(Task to carry out): Track down every line below that holds "text" and copy it.
▼
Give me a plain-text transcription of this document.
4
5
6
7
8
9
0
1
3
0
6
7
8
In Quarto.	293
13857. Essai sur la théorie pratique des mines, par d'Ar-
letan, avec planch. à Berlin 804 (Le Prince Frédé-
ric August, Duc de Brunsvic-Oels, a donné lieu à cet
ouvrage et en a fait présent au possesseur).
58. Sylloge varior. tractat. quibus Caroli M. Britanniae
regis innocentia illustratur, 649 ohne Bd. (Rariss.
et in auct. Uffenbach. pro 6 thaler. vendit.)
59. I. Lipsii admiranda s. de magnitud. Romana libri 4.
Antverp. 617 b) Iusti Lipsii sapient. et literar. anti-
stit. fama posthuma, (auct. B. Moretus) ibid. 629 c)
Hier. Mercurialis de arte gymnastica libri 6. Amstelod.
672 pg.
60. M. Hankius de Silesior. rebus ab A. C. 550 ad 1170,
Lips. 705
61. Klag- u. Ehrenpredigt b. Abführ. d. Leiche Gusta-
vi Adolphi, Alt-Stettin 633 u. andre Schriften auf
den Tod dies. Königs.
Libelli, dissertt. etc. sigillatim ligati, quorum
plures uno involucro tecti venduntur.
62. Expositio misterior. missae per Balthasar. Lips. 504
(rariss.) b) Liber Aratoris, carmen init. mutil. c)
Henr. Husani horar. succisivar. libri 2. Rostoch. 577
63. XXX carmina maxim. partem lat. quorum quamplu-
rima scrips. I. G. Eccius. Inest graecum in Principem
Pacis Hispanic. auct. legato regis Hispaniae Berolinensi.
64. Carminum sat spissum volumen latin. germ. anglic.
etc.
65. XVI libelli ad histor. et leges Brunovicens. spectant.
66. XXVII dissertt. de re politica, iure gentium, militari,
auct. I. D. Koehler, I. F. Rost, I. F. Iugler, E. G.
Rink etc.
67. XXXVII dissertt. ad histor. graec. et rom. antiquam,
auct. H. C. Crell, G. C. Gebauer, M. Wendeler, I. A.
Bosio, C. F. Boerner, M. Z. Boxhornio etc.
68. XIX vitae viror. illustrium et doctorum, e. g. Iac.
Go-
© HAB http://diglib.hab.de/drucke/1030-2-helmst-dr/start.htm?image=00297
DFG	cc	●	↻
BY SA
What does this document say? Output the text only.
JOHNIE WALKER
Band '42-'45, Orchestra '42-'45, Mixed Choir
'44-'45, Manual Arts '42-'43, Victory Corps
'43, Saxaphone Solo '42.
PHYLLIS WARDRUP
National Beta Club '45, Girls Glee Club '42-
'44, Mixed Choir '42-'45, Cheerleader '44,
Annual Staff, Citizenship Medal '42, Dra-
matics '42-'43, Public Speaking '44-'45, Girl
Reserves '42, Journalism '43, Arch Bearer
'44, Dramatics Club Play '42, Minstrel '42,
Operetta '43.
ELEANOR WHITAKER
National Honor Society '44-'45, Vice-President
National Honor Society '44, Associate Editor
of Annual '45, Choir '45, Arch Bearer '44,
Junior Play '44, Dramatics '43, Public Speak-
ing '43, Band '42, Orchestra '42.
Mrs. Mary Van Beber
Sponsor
▲
(Correct response):
Give me a plain-text transcription of this document.
What does this document say? Output the text only.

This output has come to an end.